[Aim of the exercise]:
Your task is to copy every line of the records below that contains "Herstellerhaftung".

--- Records for the task ---

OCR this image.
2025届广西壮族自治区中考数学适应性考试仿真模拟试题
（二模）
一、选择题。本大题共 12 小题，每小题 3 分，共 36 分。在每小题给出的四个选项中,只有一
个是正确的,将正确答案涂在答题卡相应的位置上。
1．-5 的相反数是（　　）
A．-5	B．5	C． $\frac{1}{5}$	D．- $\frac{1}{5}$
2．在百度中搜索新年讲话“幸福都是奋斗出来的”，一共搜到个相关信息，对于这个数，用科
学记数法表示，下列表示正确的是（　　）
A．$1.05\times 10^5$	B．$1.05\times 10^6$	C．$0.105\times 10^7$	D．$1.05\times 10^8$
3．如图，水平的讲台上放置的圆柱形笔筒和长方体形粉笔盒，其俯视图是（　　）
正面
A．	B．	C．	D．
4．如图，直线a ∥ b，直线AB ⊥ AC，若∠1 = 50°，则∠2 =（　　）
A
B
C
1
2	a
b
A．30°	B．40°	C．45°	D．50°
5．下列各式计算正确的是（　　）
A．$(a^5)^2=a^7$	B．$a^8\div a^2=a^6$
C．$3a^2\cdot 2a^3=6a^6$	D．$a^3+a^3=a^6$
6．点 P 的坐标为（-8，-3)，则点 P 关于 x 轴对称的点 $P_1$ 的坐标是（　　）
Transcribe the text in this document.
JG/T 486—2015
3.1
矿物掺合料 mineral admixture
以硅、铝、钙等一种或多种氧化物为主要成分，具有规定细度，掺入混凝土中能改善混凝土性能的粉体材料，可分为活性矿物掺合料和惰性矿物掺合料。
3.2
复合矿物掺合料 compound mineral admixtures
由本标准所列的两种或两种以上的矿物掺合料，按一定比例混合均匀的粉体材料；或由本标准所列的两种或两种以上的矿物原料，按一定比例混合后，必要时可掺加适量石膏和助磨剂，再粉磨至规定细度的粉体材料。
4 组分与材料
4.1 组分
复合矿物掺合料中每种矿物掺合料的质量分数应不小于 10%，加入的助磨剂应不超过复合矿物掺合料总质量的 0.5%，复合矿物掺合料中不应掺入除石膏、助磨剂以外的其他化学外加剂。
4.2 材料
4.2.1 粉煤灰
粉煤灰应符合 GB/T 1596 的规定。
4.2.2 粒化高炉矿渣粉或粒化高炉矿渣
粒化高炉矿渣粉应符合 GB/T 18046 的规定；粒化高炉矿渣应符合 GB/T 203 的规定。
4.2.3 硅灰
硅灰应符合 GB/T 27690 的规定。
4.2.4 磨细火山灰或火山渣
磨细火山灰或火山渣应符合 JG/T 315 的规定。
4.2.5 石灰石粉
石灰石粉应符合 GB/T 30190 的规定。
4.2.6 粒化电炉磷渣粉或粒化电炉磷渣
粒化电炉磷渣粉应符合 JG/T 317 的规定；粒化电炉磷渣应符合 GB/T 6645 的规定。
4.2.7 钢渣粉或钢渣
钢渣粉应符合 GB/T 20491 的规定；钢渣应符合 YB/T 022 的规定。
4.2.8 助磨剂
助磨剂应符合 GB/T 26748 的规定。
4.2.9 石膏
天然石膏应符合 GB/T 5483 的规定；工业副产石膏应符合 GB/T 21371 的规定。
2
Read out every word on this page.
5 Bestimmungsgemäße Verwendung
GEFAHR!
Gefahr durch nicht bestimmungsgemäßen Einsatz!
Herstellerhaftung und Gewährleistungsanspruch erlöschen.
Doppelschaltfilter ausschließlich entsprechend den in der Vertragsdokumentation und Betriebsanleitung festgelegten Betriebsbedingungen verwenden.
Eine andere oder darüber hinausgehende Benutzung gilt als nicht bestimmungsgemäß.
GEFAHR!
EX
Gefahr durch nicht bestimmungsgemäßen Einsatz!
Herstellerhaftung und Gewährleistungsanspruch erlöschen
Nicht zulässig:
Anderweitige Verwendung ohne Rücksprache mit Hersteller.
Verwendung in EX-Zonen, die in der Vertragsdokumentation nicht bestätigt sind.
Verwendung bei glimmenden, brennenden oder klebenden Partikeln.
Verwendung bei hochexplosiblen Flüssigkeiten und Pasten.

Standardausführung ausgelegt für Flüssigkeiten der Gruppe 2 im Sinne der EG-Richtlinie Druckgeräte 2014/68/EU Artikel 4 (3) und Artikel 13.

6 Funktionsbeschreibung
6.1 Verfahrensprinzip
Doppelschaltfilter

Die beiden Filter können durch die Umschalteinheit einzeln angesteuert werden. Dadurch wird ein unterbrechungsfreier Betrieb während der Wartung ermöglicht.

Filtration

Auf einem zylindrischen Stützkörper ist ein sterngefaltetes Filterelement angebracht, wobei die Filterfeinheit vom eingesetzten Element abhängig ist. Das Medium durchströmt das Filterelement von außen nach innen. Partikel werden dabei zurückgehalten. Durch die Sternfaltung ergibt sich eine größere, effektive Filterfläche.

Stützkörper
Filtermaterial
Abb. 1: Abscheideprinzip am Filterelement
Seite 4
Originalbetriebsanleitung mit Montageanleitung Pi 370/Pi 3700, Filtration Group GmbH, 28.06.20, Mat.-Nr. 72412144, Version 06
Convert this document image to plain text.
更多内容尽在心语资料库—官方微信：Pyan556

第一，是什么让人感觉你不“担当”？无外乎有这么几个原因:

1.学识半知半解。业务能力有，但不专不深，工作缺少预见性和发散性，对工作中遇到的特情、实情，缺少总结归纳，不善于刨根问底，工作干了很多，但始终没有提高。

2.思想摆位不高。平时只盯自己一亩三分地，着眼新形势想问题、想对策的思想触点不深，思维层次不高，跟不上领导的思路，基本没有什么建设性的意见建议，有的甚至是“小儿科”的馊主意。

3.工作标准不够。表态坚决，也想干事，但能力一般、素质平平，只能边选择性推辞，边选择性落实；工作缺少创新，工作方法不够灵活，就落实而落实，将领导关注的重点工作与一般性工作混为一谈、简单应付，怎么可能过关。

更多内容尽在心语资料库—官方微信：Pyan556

---

[Finished exercise]:
Herstellerhaftung und Gewährleistungsanspruch erlöschen.
Herstellerhaftung und Gewährleistungsanspruch erlöschen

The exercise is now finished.